** Begin RECORDS SHOWN **

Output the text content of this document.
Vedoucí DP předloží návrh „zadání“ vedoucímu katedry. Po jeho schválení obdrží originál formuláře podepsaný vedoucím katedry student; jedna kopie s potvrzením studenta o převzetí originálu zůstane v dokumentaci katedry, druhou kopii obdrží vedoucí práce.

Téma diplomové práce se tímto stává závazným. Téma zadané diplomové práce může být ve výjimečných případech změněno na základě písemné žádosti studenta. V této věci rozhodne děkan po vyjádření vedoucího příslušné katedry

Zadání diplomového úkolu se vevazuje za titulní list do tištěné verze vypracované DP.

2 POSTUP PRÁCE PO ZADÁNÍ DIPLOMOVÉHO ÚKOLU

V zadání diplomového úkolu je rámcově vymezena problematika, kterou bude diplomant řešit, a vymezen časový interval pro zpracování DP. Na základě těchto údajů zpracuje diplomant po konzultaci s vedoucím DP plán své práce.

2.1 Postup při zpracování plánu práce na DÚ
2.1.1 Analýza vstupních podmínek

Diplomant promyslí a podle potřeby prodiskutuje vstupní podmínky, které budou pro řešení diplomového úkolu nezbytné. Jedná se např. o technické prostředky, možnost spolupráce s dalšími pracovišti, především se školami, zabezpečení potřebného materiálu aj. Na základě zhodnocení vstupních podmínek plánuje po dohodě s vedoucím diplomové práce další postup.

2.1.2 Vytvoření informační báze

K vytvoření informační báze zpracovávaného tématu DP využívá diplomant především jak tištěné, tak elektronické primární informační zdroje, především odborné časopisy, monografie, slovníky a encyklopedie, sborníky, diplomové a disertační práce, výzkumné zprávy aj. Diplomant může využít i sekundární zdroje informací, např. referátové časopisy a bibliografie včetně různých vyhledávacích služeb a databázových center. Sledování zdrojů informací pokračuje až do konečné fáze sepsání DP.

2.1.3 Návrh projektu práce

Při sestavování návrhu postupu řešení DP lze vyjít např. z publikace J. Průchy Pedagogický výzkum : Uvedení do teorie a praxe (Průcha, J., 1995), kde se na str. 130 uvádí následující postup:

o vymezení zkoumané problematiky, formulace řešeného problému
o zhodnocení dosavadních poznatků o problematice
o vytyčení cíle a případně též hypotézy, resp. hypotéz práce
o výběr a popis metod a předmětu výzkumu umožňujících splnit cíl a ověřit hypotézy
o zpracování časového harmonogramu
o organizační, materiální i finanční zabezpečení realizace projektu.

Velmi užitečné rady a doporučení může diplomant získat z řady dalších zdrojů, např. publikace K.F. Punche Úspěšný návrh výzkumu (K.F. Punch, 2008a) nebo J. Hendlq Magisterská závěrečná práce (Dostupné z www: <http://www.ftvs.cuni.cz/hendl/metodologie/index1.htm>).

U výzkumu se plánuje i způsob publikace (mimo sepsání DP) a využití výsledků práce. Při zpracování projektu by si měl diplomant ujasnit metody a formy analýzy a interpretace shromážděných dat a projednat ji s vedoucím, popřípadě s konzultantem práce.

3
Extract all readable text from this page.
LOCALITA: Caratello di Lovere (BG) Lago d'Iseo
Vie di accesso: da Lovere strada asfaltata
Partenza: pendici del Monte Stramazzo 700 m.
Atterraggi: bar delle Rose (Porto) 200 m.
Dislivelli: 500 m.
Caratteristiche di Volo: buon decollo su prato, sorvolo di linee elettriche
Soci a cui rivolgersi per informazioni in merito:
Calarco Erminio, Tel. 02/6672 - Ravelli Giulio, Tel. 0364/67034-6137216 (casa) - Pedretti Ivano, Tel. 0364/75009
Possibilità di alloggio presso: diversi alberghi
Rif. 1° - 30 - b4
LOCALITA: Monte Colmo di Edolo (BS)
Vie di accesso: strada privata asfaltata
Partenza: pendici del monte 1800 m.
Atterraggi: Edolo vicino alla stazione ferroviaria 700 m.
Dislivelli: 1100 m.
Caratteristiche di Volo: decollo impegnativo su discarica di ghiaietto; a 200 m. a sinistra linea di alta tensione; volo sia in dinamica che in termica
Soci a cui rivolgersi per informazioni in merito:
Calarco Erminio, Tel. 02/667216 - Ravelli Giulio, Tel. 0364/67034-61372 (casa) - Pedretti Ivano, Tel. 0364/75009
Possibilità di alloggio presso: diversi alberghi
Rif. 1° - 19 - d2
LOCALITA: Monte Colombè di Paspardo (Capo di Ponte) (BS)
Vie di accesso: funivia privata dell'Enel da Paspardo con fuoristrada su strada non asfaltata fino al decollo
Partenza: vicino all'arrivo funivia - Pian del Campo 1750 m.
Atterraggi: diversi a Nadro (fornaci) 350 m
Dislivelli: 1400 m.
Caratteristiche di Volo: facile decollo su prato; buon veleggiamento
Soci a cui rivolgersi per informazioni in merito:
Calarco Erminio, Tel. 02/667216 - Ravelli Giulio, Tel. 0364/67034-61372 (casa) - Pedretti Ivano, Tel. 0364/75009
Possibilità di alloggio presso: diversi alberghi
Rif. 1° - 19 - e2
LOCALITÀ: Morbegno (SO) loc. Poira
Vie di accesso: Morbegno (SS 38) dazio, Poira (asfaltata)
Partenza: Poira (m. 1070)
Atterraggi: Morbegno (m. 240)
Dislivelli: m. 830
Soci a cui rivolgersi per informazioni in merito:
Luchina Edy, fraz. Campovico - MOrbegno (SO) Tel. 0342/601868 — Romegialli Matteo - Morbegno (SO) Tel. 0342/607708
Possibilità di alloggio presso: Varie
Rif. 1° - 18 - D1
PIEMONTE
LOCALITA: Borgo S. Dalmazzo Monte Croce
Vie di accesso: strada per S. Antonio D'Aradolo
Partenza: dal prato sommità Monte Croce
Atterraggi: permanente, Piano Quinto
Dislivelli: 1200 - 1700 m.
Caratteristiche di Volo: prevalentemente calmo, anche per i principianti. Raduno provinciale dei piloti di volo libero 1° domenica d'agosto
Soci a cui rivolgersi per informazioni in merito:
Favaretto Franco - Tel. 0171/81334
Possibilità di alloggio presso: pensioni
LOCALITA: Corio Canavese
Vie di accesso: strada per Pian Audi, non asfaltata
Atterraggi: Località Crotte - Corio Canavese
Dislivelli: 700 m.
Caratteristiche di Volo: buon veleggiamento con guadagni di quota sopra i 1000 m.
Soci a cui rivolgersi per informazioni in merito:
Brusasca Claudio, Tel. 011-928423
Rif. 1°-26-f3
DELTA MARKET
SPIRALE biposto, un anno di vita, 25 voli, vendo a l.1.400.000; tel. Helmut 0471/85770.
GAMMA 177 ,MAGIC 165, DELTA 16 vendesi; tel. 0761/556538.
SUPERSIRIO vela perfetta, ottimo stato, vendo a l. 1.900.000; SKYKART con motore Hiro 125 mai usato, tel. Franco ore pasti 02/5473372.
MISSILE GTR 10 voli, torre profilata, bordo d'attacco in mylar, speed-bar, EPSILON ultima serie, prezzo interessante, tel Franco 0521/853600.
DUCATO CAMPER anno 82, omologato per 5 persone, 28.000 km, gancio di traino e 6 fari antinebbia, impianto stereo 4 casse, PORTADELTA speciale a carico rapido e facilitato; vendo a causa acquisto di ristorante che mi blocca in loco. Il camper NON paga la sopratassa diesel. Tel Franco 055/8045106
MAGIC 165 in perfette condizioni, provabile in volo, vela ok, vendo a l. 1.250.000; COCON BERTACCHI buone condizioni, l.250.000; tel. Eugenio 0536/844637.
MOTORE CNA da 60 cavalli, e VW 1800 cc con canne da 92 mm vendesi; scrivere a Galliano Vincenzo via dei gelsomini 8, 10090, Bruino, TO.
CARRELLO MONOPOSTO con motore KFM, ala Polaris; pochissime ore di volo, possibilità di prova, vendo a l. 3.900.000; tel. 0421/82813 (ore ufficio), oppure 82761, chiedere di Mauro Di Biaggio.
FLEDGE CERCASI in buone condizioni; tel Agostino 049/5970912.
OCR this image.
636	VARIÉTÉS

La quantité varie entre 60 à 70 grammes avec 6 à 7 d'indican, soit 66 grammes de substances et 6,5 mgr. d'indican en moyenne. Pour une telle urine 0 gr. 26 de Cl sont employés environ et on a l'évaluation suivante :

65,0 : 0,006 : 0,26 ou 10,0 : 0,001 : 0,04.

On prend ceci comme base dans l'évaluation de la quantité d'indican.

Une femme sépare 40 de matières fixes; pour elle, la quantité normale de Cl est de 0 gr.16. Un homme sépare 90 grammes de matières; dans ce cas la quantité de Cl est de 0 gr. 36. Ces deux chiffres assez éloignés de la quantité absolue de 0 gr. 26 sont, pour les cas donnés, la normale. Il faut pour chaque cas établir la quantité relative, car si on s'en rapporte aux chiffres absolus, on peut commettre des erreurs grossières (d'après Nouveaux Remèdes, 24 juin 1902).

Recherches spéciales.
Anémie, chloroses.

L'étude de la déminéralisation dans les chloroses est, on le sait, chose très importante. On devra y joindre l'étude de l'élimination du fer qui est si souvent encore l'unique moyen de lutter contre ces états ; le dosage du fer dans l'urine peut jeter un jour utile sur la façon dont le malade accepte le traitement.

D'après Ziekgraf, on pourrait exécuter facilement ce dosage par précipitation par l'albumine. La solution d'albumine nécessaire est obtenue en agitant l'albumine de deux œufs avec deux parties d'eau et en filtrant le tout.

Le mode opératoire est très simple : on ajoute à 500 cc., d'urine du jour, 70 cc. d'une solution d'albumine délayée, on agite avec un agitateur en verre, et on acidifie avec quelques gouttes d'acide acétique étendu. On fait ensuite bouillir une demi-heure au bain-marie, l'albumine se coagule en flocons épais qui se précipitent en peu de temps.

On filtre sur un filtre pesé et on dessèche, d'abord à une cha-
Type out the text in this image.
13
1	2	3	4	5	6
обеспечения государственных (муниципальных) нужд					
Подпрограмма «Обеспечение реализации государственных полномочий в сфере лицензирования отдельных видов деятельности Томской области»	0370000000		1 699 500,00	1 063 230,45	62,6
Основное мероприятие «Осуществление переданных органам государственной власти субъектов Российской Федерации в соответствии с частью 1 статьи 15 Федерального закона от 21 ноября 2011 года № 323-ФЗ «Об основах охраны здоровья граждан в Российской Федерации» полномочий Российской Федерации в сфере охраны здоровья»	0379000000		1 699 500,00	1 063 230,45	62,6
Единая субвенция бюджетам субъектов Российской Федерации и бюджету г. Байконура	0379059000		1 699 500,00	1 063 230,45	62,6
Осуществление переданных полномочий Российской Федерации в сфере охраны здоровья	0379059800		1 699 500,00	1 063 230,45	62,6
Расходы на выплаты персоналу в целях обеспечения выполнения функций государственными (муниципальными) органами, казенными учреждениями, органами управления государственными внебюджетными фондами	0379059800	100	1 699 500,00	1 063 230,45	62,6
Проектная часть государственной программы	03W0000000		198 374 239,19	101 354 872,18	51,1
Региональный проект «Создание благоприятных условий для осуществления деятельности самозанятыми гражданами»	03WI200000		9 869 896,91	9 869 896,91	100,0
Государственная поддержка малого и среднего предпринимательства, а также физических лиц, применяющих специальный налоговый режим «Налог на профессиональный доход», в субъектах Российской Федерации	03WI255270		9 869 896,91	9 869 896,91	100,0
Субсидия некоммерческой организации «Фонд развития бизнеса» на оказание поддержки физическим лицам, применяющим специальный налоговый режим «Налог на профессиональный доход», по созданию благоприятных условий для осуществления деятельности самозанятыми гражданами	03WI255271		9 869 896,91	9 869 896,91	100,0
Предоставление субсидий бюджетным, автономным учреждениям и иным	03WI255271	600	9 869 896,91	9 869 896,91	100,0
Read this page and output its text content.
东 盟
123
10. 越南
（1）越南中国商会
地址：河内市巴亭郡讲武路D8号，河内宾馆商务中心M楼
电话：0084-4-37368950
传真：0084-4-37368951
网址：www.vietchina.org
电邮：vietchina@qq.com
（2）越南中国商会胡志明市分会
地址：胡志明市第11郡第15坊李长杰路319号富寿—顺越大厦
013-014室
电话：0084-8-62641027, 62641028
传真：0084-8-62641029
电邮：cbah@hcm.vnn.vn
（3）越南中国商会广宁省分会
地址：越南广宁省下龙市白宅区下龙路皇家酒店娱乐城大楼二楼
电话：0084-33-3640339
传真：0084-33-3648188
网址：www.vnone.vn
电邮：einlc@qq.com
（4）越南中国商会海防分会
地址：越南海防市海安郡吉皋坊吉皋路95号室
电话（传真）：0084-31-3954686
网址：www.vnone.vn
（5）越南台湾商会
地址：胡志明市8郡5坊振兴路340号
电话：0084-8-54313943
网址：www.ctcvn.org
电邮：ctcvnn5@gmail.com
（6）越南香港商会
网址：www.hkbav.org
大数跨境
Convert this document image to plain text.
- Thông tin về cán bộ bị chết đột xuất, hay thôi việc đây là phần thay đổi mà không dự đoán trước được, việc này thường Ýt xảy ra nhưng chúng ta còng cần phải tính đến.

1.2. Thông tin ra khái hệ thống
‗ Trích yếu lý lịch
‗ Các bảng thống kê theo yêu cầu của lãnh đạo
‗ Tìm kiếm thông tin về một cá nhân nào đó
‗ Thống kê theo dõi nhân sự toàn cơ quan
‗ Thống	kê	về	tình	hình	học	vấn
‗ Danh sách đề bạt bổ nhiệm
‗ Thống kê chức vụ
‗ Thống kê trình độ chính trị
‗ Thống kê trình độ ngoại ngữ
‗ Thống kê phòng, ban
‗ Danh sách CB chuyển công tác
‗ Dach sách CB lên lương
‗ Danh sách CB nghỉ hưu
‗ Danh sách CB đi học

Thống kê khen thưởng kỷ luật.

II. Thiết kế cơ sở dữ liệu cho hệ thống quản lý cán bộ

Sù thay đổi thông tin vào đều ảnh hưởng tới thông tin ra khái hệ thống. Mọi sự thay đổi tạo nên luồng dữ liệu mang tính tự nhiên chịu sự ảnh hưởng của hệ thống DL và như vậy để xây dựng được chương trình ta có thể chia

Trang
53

** End RECORDS SHOWN **

TO DO
Identify every line where the string "podmínek" appears.

THE RESULT
2.1.1 Analýza vstupních podmínek
Diplomant promyslí a podle potřeby prodiskutuje vstupní podmínky, které budou pro řešení diplomového úkolu nezbytné. Jedná se např. o technické prostředky, možnost spolupráce s dalšími pracovišti, především se školami, zabezpečení potřebného materiálu aj. Na základě zhodnocení vstupních podmínek plánuje po dohodě s vedoucím diplomové práce další postup.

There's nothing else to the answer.